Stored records
BEGIN
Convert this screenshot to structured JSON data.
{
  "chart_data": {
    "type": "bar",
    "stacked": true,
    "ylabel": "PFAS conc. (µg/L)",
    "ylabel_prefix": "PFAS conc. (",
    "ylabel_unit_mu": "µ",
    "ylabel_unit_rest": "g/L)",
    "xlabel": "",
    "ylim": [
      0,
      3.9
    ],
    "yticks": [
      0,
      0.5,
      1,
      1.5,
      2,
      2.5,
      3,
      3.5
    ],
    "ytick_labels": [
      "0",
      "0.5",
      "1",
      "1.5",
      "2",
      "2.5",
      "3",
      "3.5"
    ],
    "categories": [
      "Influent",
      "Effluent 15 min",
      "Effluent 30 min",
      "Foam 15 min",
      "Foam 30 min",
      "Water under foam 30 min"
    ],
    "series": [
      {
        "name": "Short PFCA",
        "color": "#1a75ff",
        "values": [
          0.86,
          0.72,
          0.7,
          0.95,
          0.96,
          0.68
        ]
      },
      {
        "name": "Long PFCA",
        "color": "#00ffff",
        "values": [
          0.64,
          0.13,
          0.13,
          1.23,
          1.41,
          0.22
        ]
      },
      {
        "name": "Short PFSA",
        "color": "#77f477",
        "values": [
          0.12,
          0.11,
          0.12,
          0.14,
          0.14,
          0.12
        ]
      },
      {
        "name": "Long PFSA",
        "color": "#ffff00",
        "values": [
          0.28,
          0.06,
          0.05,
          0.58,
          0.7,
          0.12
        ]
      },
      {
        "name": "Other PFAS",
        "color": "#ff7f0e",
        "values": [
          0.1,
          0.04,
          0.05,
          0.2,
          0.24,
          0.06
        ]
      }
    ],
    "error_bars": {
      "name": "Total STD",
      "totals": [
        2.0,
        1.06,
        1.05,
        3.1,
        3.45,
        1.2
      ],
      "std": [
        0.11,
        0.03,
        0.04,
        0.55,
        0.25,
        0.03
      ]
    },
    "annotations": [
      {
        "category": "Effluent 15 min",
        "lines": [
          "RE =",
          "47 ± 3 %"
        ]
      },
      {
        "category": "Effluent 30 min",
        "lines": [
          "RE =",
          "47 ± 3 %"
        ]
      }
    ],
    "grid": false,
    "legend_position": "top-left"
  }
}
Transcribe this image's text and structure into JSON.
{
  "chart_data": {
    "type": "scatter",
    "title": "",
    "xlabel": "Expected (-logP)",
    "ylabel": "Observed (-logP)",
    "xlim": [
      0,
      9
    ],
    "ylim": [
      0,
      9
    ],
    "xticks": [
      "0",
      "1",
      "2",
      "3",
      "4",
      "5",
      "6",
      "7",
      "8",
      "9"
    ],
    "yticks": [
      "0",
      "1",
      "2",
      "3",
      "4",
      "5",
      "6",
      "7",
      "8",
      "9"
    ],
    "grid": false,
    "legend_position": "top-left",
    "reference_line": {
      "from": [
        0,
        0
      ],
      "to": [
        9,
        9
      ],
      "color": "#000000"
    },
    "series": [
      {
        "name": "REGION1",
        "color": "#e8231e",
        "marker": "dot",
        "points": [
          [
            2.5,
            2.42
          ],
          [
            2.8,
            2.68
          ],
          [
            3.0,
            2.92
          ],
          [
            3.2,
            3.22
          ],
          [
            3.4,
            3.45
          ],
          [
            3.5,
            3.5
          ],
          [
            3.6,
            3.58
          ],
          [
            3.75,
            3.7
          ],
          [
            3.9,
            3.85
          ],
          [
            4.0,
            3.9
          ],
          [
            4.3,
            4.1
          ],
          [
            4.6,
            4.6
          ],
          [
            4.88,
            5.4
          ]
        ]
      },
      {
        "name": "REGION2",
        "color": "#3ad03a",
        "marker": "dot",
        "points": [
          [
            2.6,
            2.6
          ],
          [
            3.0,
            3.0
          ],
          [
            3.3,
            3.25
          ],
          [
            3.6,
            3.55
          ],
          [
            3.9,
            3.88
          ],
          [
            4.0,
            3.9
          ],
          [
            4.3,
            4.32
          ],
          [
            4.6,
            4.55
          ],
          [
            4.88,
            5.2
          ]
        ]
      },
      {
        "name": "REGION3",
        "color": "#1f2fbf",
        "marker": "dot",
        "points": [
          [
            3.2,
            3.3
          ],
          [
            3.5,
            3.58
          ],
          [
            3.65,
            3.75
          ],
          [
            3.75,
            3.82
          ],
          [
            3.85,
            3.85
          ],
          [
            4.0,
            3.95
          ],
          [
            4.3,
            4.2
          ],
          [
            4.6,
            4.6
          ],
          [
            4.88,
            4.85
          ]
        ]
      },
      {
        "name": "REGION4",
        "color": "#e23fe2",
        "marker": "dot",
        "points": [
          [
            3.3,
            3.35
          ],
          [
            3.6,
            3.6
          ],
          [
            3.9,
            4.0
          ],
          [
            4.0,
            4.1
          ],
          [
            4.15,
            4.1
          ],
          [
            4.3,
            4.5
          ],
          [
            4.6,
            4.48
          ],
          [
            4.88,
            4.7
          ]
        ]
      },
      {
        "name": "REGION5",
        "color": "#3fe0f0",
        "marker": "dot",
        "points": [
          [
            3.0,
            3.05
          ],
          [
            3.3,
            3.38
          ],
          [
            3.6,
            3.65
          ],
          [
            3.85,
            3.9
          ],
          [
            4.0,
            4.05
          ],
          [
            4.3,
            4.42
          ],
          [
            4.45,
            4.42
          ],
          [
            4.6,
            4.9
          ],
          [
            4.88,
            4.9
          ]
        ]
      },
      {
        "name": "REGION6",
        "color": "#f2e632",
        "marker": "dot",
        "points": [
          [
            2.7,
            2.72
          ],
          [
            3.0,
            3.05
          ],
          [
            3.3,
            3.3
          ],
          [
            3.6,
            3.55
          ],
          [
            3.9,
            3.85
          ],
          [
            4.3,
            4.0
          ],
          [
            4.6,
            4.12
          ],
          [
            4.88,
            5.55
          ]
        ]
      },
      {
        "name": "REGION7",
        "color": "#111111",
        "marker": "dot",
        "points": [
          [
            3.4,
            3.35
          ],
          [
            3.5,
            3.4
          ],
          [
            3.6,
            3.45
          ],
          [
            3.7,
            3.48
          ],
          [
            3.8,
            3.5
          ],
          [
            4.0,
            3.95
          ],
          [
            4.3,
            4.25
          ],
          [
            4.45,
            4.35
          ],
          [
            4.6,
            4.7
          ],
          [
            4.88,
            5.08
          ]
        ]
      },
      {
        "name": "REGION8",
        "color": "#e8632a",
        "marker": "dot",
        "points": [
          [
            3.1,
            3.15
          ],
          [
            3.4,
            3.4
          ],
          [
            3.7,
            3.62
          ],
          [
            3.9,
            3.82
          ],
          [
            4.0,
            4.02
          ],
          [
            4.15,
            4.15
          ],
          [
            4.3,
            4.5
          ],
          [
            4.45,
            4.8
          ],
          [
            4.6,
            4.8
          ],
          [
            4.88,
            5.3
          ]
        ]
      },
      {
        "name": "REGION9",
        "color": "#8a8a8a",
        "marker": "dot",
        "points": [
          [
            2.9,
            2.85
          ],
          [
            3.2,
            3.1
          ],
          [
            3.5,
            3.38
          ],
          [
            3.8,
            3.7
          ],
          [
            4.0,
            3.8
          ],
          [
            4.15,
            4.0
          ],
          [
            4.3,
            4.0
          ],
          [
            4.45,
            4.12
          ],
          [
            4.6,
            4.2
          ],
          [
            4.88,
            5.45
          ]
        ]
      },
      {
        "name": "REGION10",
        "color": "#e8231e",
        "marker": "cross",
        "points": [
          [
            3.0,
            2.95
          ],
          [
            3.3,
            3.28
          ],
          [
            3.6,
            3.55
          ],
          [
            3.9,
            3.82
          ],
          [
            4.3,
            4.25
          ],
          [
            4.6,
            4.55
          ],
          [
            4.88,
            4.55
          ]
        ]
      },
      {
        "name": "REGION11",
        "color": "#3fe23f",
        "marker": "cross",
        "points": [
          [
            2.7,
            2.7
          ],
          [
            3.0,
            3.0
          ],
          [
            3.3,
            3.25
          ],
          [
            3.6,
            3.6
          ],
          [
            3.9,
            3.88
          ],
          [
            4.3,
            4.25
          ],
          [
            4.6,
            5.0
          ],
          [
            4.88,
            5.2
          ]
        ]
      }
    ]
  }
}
END
### PROBLEM TO WORK ON
Check every line of the data above for the string "category", and copy those that have it.

### WORKED SOLUTION
        "category": "Effluent 15 min",
        "category": "Effluent 30 min",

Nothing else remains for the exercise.